Otro juicio -no prejuicio, porque no es anterior a la denuncia, sino posterior a una denuncia pública- inédito para otros delitos es cuestionar a las víctimas de abuso sexual sobre su acción, su respuesta o su responsabilidad frente a otros casos similares. ¿A una víctima de un robo, un secuestro, una golpiza se le exige que ayude no solo a otras, sino a todas, las víctimas de robos, secuestros y golpizas? Sería inimaginable.
Pero, aunque sea inconcebible, a Thelma Fardin -que posibilitó con su palabra que muchas más mujeres y muchos más varones vulnerables puedan hablar y sean escuchados en la sociedad, en los medios y en la justicia-, se le cuestiona dónde está, qué hace, a quién acompaña, con quien intercambia mensajes en redes sociales, a quién escucha y casi todo lo que hace o deja de hacer. La exigencia es excesiva y nociva.
A una víctima se la juzga por su vulnerabilidad en el proceso penal, pero también se le acentúa su vulnerabilidad en el proceso social de una demanda imposible de ser considerada suficiente. Y, además, no se comprende su vulnerabilidad, su dolor, su tiempo o su capacidad de resistencia y que es impracticable exigirle que sea sostén de una comunidad herida por el filo del abuso sistemático y naturalizado.
Es imprescindible que así como la sociedad condenó el lema de la dictadura militar “¿Usted sabe donde están sus hijos ahora?”, que buscaba juzgar a las Madres de Plaza de Mayo por malas madres que habían criado subversivos/as, ahora se condene el uso inquisidor de la frase “¿Dónde están las feministas?”, que busca culpabilizar a quienes modificaron las normas, las prácticas, la cultura y la escucha social para que los abusos sexuales no sean naturalizados, escondidos, tolerados y encubiertos.

Completa lo siguiente →
1: Copia del fragmento el pasaje que comienza con las palabras que contienen "Pero, aunque sea" y termina con "excesiva y nociva.".
2: Indica si cada afirmación concuerda con el fragmento y cita las palabras de este que lo deciden:
(a) A Thelma Fardin se le cuestiona con quién intercambia mensajes en redes sociales.
(b) A la víctima de un robo se le exige que ayude a todas las víctimas de robos.
(c) El lema "¿Usted sabe donde están sus hijos ahora?" buscaba juzgar a las Madres de Plaza de Mayo.

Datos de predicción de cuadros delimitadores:

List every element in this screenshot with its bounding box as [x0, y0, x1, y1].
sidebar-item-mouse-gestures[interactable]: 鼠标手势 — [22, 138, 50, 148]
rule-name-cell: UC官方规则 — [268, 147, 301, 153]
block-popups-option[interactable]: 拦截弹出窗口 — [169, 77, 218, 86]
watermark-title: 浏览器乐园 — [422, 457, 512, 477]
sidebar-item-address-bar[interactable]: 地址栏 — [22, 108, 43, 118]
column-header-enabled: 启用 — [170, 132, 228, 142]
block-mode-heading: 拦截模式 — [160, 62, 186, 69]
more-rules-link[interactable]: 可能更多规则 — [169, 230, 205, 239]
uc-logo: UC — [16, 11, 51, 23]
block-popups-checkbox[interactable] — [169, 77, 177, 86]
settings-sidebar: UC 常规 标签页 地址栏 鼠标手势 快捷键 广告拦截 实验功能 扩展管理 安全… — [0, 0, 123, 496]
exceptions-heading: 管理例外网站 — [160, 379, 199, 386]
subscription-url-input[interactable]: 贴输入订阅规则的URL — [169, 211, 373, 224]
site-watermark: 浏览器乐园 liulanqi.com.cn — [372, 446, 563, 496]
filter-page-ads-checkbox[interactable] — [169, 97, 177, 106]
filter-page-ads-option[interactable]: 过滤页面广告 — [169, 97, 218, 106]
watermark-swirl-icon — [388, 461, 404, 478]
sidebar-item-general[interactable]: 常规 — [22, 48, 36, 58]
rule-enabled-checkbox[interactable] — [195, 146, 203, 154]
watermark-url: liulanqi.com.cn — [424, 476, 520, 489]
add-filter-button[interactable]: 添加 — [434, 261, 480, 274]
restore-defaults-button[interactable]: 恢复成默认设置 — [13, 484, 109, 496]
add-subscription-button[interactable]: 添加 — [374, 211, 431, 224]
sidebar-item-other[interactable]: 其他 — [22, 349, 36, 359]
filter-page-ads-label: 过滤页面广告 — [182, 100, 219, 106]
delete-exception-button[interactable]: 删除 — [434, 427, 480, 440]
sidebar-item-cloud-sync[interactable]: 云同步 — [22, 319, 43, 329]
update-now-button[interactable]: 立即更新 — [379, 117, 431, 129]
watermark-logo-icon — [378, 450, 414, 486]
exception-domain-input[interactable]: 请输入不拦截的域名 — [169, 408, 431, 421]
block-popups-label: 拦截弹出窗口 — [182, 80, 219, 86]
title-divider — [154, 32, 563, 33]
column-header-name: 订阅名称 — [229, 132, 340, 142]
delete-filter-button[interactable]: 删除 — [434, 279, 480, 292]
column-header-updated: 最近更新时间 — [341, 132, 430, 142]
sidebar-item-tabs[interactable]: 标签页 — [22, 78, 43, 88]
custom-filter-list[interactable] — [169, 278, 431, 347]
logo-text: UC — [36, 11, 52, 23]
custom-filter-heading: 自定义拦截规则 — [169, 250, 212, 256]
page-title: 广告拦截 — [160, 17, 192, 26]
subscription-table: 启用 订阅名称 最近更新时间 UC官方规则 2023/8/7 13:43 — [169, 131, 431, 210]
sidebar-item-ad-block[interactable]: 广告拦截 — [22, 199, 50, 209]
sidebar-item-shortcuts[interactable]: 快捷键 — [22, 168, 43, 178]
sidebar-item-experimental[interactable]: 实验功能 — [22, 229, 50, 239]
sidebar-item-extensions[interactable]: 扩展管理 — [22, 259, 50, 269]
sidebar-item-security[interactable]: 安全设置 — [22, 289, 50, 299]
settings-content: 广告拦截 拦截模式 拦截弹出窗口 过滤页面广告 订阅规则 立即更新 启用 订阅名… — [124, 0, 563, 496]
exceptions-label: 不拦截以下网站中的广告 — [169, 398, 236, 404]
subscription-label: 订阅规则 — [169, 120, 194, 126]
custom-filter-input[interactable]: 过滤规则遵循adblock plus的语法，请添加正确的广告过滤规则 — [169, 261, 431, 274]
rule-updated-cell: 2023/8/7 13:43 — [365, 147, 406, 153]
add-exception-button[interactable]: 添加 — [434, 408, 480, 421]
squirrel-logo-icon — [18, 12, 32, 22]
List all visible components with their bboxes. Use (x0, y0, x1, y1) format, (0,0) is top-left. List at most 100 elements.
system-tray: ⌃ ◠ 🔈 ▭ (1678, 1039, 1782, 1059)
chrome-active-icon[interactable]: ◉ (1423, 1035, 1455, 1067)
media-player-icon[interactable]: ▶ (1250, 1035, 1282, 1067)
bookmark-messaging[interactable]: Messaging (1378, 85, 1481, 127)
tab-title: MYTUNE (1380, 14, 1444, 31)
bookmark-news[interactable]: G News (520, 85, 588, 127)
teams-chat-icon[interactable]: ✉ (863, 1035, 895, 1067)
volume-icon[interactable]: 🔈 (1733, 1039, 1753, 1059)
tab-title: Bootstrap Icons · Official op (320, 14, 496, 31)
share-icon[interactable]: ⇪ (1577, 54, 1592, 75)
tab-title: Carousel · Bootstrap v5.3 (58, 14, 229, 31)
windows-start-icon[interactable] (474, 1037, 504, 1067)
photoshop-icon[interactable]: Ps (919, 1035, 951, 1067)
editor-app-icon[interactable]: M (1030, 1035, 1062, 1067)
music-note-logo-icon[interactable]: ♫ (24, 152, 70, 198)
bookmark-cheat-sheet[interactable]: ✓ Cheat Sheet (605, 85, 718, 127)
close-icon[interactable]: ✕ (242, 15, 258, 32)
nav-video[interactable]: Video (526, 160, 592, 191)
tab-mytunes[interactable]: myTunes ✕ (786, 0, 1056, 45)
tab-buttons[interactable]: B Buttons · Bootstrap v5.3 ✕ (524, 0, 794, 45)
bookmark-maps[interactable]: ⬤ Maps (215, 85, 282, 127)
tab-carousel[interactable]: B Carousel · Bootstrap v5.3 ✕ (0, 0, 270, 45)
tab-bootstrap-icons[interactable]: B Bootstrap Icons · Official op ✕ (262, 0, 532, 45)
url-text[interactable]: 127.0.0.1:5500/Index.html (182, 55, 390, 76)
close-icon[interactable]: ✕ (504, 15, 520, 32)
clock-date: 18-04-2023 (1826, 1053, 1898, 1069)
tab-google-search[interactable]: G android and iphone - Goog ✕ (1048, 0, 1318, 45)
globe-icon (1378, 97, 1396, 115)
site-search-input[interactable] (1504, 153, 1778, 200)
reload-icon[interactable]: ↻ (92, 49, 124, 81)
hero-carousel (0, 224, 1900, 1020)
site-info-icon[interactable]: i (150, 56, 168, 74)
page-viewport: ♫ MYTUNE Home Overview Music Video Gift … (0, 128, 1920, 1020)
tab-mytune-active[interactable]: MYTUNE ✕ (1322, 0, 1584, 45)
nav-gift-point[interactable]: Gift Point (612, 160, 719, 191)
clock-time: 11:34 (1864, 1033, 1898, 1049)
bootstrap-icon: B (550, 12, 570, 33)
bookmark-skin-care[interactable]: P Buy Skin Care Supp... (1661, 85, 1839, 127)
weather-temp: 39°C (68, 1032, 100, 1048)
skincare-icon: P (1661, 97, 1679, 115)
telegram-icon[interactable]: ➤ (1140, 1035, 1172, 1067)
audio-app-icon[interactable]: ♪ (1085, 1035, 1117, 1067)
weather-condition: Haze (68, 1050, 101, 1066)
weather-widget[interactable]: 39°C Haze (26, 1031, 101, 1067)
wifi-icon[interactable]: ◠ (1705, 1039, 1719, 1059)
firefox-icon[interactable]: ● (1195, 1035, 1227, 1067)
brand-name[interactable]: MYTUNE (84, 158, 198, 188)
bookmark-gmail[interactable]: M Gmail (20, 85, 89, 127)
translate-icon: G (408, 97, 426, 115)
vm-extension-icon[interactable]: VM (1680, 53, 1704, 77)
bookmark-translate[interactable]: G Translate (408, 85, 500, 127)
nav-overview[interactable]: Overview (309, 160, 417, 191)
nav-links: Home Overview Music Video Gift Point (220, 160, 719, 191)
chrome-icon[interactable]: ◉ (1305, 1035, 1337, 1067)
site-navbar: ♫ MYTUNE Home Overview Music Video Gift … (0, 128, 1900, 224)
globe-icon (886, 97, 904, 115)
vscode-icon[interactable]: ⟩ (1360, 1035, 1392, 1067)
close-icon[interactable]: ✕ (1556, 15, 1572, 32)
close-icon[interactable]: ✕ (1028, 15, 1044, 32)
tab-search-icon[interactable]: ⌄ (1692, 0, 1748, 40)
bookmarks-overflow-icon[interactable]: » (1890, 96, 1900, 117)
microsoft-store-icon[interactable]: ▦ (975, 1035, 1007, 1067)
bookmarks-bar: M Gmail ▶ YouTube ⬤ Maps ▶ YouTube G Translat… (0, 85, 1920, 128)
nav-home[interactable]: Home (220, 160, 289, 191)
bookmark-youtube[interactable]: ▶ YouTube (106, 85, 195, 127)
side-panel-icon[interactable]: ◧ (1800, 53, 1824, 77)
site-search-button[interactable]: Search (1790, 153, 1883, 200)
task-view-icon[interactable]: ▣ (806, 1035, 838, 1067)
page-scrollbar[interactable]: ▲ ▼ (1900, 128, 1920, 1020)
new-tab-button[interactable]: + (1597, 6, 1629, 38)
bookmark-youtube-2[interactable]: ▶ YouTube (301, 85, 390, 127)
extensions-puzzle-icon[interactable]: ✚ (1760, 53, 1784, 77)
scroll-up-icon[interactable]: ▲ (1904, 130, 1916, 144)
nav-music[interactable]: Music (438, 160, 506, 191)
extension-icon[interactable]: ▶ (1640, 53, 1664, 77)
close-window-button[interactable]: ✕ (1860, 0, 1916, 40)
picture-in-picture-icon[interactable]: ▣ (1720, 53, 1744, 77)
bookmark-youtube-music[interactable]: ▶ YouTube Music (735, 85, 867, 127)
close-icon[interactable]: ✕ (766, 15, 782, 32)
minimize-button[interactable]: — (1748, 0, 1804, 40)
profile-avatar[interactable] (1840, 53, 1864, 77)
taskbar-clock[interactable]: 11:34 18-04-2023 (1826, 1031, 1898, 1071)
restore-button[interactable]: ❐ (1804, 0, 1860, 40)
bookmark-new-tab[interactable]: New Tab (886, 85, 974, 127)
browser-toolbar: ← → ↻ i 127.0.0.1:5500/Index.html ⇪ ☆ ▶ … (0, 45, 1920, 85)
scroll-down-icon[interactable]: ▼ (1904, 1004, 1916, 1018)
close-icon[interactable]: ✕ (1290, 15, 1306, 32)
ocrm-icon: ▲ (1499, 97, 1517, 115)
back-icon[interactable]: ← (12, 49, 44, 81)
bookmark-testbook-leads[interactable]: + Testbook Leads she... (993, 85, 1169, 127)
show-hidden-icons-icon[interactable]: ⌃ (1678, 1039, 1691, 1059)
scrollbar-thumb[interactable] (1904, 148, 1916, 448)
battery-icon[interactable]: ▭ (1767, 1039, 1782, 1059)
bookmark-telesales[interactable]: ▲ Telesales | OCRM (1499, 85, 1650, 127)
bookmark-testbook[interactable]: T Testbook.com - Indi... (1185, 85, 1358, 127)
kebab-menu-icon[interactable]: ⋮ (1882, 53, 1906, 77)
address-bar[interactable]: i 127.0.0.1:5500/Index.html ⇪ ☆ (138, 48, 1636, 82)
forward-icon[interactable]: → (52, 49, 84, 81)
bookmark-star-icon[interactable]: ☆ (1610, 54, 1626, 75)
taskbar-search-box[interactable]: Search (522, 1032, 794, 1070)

Soluciones por tarea →
1:
Pero, aunque sea inconcebible, a Thelma Fardin -que posibilitó con su palabra que muchas más mujeres y muchos más varones vulnerables puedan hablar y sean escuchados en la sociedad, en los medios y en la justicia-, se le cuestiona dónde está, qué hace, a quién acompaña, con quien intercambia mensajes en redes sociales, a quién escucha y casi todo lo que hace o deja de hacer. La exigencia es excesiva y nociva.

2:
(a) Sí: "con quien intercambia mensajes en redes sociales".
(b) No: "Sería inimaginable."
(c) Sí: "que buscaba juzgar a las Madres de Plaza de Mayo por malas madres que habían criado subversivos/as".